Records from a data source
________

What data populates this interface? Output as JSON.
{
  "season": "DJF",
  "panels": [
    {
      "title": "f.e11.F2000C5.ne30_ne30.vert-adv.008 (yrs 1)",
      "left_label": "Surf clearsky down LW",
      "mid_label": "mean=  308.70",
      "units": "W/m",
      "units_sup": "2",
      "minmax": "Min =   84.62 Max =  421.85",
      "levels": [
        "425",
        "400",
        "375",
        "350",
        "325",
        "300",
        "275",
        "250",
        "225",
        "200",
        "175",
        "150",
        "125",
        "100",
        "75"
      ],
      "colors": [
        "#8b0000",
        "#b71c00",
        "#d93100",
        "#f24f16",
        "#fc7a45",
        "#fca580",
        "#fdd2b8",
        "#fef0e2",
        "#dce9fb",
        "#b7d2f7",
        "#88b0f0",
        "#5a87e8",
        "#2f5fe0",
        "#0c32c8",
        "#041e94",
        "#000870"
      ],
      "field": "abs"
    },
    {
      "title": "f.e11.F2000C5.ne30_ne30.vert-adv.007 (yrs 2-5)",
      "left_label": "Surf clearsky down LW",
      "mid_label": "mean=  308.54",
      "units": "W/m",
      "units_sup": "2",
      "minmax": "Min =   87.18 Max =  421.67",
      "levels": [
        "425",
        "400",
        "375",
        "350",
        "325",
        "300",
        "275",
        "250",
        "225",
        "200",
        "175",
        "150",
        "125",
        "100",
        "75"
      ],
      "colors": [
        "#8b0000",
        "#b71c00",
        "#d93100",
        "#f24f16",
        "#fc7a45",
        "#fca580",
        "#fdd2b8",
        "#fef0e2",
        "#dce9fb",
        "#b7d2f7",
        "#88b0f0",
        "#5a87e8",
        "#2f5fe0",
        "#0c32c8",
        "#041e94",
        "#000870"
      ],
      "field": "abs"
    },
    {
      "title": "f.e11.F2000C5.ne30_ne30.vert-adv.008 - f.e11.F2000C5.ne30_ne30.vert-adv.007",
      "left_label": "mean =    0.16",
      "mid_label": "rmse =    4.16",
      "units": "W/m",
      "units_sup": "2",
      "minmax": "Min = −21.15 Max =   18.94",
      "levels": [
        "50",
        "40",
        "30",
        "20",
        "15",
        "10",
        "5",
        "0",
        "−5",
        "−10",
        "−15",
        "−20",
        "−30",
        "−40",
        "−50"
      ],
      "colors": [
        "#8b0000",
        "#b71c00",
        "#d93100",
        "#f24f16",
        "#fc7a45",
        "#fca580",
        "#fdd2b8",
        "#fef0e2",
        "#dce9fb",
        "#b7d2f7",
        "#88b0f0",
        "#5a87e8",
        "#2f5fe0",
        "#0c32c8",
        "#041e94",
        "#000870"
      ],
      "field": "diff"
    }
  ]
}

________

EXERCISE DESCRIPTION:
Write out the data exactly as it stands.

THE REPLY:
What data populates this interface? Output as JSON.
{
  "season": "DJF",
  "panels": [
    {
      "title": "f.e11.F2000C5.ne30_ne30.vert-adv.008 (yrs 1)",
      "left_label": "Surf clearsky down LW",
      "mid_label": "mean=  308.70",
      "units": "W/m",
      "units_sup": "2",
      "minmax": "Min =   84.62 Max =  421.85",
      "levels": [
        "425",
        "400",
        "375",
        "350",
        "325",
        "300",
        "275",
        "250",
        "225",
        "200",
        "175",
        "150",
        "125",
        "100",
        "75"
      ],
      "colors": [
        "#8b0000",
        "#b71c00",
        "#d93100",
        "#f24f16",
        "#fc7a45",
        "#fca580",
        "#fdd2b8",
        "#fef0e2",
        "#dce9fb",
        "#b7d2f7",
        "#88b0f0",
        "#5a87e8",
        "#2f5fe0",
        "#0c32c8",
        "#041e94",
        "#000870"
      ],
      "field": "abs"
    },
    {
      "title": "f.e11.F2000C5.ne30_ne30.vert-adv.007 (yrs 2-5)",
      "left_label": "Surf clearsky down LW",
      "mid_label": "mean=  308.54",
      "units": "W/m",
      "units_sup": "2",
      "minmax": "Min =   87.18 Max =  421.67",
      "levels": [
        "425",
        "400",
        "375",
        "350",
        "325",
        "300",
        "275",
        "250",
        "225",
        "200",
        "175",
        "150",
        "125",
        "100",
        "75"
      ],
      "colors": [
        "#8b0000",
        "#b71c00",
        "#d93100",
        "#f24f16",
        "#fc7a45",
        "#fca580",
        "#fdd2b8",
        "#fef0e2",
        "#dce9fb",
        "#b7d2f7",
        "#88b0f0",
        "#5a87e8",
        "#2f5fe0",
        "#0c32c8",
        "#041e94",
        "#000870"
      ],
      "field": "abs"
    },
    {
      "title": "f.e11.F2000C5.ne30_ne30.vert-adv.008 - f.e11.F2000C5.ne30_ne30.vert-adv.007",
      "left_label": "mean =    0.16",
      "mid_label": "rmse =    4.16",
      "units": "W/m",
      "units_sup": "2",
      "minmax": "Min = −21.15 Max =   18.94",
      "levels": [
        "50",
        "40",
        "30",
        "20",
        "15",
        "10",
        "5",
        "0",
        "−5",
        "−10",
        "−15",
        "−20",
        "−30",
        "−40",
        "−50"
      ],
      "colors": [
        "#8b0000",
        "#b71c00",
        "#d93100",
        "#f24f16",
        "#fc7a45",
        "#fca580",
        "#fdd2b8",
        "#fef0e2",
        "#dce9fb",
        "#b7d2f7",
        "#88b0f0",
        "#5a87e8",
        "#2f5fe0",
        "#0c32c8",
        "#041e94",
        "#000870"
      ],
      "field": "diff"
    }
  ]
}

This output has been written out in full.